- **TASK GOAL**: Please repeat the data from its first line through the line holding "water-drop-icon (530, 97, 596, 193)", both included, swapping "water-drop" for "droplet" and leaving everything else unchanged. Give only those lines.

- **SUPPLIED MATERIAL**:
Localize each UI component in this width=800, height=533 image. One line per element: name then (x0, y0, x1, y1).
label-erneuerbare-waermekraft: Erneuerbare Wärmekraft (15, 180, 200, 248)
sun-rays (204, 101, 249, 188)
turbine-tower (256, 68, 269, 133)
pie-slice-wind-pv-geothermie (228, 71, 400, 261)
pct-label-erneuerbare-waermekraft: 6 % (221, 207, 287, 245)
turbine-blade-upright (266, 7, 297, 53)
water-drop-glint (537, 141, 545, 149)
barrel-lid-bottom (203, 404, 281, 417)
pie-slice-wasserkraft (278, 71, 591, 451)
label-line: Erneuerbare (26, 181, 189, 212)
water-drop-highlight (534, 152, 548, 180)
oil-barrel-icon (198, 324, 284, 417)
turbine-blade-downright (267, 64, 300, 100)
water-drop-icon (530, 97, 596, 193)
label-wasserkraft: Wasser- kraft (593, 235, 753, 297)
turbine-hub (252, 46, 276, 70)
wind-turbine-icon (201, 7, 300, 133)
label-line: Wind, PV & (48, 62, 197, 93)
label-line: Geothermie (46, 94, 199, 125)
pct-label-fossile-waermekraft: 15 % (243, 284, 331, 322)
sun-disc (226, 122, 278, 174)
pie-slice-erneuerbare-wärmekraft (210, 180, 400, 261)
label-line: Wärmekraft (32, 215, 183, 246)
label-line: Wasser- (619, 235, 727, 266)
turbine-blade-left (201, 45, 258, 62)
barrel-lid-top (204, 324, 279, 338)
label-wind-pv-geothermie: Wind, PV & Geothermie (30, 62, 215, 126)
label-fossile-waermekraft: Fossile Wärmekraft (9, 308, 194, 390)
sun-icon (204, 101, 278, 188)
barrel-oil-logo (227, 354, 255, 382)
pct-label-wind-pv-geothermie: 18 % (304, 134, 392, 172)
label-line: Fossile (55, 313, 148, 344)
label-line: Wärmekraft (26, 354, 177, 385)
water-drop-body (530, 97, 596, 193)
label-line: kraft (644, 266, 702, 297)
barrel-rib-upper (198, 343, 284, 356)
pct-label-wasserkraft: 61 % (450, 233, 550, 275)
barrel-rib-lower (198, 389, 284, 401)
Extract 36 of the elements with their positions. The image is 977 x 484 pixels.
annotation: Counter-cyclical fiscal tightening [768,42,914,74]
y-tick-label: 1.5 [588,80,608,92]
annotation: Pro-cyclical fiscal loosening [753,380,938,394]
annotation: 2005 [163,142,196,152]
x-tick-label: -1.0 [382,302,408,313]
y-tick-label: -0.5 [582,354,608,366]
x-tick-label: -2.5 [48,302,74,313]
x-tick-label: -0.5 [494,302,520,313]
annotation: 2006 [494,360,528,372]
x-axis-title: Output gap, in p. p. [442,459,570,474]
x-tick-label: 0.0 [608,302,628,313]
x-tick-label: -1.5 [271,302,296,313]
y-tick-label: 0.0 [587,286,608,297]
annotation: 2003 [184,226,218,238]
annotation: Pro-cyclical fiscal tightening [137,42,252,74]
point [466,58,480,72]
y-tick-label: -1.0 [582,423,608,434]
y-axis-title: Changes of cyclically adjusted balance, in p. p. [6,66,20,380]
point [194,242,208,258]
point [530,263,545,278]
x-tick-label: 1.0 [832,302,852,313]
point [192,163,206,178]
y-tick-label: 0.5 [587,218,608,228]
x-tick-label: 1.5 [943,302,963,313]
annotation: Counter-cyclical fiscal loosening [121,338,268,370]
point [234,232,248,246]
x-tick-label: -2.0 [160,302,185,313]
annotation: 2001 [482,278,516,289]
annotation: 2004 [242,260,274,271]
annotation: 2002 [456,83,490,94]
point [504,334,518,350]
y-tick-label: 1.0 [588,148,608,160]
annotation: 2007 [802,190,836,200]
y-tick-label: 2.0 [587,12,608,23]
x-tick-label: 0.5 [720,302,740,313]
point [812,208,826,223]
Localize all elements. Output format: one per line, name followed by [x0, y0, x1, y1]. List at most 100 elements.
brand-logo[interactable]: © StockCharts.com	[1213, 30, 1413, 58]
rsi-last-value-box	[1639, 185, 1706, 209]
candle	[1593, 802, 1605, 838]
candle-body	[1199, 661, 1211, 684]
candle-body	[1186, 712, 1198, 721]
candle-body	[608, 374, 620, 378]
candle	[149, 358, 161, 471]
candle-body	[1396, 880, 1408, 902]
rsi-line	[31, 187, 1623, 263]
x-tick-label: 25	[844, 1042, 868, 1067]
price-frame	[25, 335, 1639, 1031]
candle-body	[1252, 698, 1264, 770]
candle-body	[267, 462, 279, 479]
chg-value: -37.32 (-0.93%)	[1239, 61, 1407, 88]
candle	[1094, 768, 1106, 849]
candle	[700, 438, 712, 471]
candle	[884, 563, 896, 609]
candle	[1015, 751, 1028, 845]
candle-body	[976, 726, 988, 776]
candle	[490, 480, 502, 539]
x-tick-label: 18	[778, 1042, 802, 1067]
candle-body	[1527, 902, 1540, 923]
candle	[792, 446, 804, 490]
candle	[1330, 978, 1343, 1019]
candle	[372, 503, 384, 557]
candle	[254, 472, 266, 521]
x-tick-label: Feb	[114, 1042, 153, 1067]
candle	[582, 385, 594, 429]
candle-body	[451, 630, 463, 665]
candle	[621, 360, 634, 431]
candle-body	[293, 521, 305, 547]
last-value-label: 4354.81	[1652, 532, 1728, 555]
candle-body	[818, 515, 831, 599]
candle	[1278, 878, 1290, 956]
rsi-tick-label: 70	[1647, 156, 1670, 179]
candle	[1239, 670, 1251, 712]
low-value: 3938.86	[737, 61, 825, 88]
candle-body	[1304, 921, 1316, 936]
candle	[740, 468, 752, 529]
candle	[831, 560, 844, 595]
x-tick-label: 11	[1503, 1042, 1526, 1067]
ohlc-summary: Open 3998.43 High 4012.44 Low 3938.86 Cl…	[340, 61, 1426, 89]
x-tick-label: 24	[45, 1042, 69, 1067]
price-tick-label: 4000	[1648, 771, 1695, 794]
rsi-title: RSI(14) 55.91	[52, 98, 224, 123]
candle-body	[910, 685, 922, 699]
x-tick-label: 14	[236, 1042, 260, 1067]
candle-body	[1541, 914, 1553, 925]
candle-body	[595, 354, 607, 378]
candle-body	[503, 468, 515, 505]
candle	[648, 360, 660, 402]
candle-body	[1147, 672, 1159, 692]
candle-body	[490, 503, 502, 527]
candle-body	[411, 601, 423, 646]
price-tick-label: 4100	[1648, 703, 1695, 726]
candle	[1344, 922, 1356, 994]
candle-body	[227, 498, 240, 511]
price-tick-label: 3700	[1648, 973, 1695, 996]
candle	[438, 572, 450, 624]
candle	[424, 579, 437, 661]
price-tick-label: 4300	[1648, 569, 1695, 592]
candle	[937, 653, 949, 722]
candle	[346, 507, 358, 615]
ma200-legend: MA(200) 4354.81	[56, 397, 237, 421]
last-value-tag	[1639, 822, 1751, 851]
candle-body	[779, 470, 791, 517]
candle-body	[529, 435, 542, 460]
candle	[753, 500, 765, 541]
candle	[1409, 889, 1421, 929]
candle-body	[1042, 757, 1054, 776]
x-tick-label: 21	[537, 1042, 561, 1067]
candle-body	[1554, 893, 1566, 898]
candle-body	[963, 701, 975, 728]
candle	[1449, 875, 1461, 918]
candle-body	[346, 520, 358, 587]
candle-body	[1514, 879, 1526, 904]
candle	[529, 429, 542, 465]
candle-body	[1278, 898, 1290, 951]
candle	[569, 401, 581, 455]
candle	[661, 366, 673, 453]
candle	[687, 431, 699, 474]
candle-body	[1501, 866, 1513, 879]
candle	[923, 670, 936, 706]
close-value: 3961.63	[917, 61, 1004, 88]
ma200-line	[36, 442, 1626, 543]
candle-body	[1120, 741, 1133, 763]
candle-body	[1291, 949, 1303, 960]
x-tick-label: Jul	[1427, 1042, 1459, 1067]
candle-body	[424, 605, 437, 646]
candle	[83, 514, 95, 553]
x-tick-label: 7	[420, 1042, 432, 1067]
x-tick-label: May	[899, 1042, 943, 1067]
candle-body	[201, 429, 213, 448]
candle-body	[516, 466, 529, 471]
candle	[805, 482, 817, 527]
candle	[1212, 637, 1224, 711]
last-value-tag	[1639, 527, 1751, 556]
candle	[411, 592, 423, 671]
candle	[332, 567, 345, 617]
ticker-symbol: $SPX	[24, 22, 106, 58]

- **TASK RESPONSE**:
Localize each UI component in this width=800, height=533 image. One line per element: name then (x0, y0, x1, y1).
label-erneuerbare-waermekraft: Erneuerbare Wärmekraft (15, 180, 200, 248)
sun-rays (204, 101, 249, 188)
turbine-tower (256, 68, 269, 133)
pie-slice-wind-pv-geothermie (228, 71, 400, 261)
pct-label-erneuerbare-waermekraft: 6 % (221, 207, 287, 245)
turbine-blade-upright (266, 7, 297, 53)
droplet-glint (537, 141, 545, 149)
barrel-lid-bottom (203, 404, 281, 417)
pie-slice-wasserkraft (278, 71, 591, 451)
label-line: Erneuerbare (26, 181, 189, 212)
droplet-highlight (534, 152, 548, 180)
oil-barrel-icon (198, 324, 284, 417)
turbine-blade-downright (267, 64, 300, 100)
droplet-icon (530, 97, 596, 193)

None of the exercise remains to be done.